Extracted data entries

▼

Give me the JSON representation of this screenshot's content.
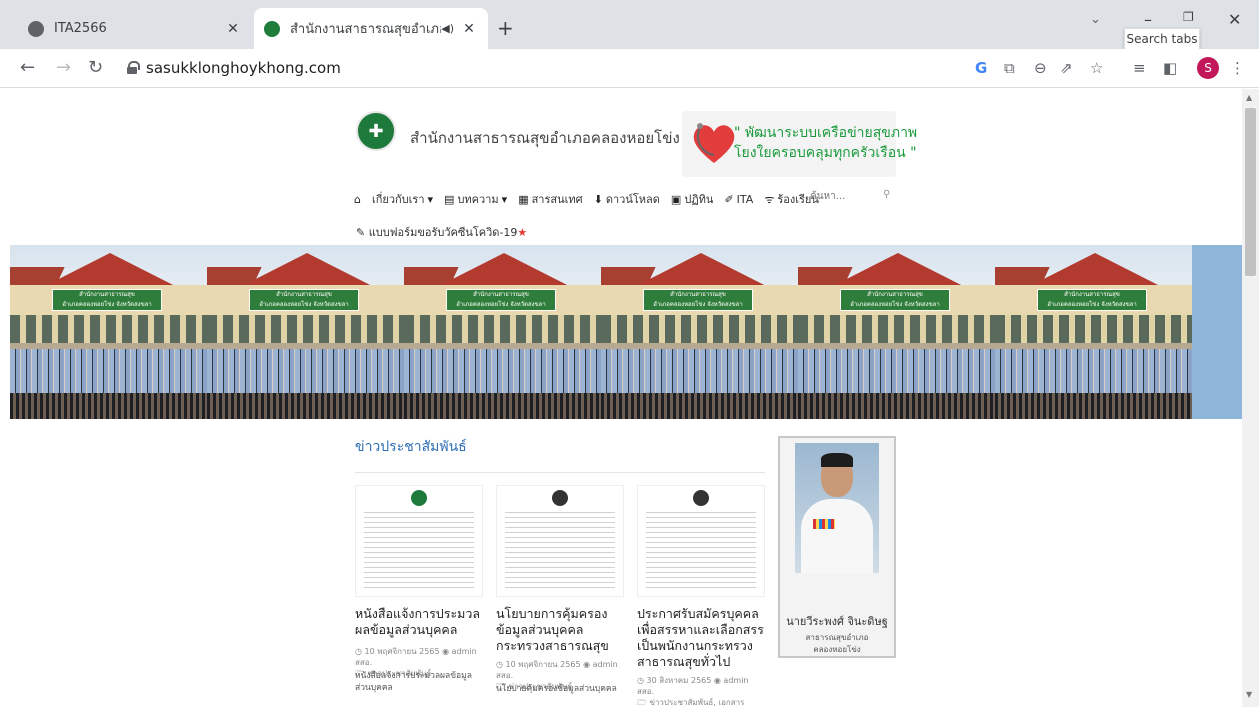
{
  "browser": {
    "tabs": [
      {
        "title": "ITA2566",
        "active": false
      },
      {
        "title": "สำนักงานสาธารณสุขอำเภอคลองหอยโข่ง",
        "active": true
      }
    ],
    "new_tab": "+",
    "tab_search_tooltip": "Search tabs",
    "url": "sasukklonghoykhong.com",
    "profile_initial": "S"
  },
  "site": {
    "name": "สำนักงานสาธารณสุขอำเภอคลองหอยโข่ง",
    "slogan_line1": "\" พัฒนาระบบเครือข่ายสุขภาพ",
    "slogan_line2": "โยงใยครอบคลุมทุกครัวเรือน \""
  },
  "menu": [
    {
      "label": "",
      "icon": "home-icon"
    },
    {
      "label": "เกี่ยวกับเรา",
      "icon": "chevron-down-icon"
    },
    {
      "label": "บทความ",
      "icon": "article-icon"
    },
    {
      "label": "สารสนเทศ",
      "icon": "document-icon"
    },
    {
      "label": "ดาวน์โหลด",
      "icon": "download-icon"
    },
    {
      "label": "ปฏิทิน",
      "icon": "calendar-icon"
    },
    {
      "label": "ITA",
      "icon": "pin-icon"
    },
    {
      "label": "ร้องเรียน",
      "icon": "rss-icon"
    }
  ],
  "search": {
    "placeholder": "ค้นหา..."
  },
  "menu_row2": "แบบฟอร์มขอรับวัคซีนโควิด-19",
  "hero": {
    "sign_line1": "สำนักงานสาธารณสุข",
    "sign_line2": "อำเภอคลองหอยโข่ง จังหวัดสงขลา",
    "panels": 6
  },
  "news": {
    "section_title": "ข่าวประชาสัมพันธ์",
    "items": [
      {
        "title": "หนังสือแจ้งการประมวลผลข้อมูลส่วนบุคคล",
        "date": "10 พฤศจิกายน 2565",
        "author": "admin สสอ.",
        "category": "ข่าวประชาสัมพันธ์",
        "excerpt": "หนังสือแจ้งการประมวลผลข้อมูลส่วนบุคคล"
      },
      {
        "title": "นโยบายการคุ้มครองข้อมูลส่วนบุคคล กระทรวงสาธารณสุข",
        "date": "10 พฤศจิกายน 2565",
        "author": "admin สสอ.",
        "category": "ข่าวประชาสัมพันธ์",
        "excerpt": "นโยบายคุ้มครองข้อมูลส่วนบุคคล"
      },
      {
        "title": "ประกาศรับสมัครบุคคลเพื่อสรรหาและเลือกสรรเป็นพนักงานกระทรวงสาธารณสุขทั่วไป",
        "date": "30 สิงหาคม 2565",
        "author": "admin สสอ.",
        "category": "ข่าวประชาสัมพันธ์, เอกสารดาวน์โหลด",
        "excerpt": ""
      }
    ]
  },
  "profile": {
    "name": "นายวีระพงศ์ จินะดิษฐ",
    "role_line1": "สาธารณสุขอำเภอ",
    "role_line2": "คลองหอยโข่ง"
  },
  "colors": {
    "brand_green": "#1d7a3a",
    "link_blue": "#2f6fb5",
    "slogan_green": "#1a9a3c"
  }
}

▲

Where a line contains the string "label", extract that line.

      "label": "",
      "label": "เกี่ยวกับเรา",
      "label": "บทความ",
      "label": "สารสนเทศ",
      "label": "ดาวน์โหลด",
      "label": "ปฏิทิน",
      "label": "ITA",
      "label": "ร้องเรียน",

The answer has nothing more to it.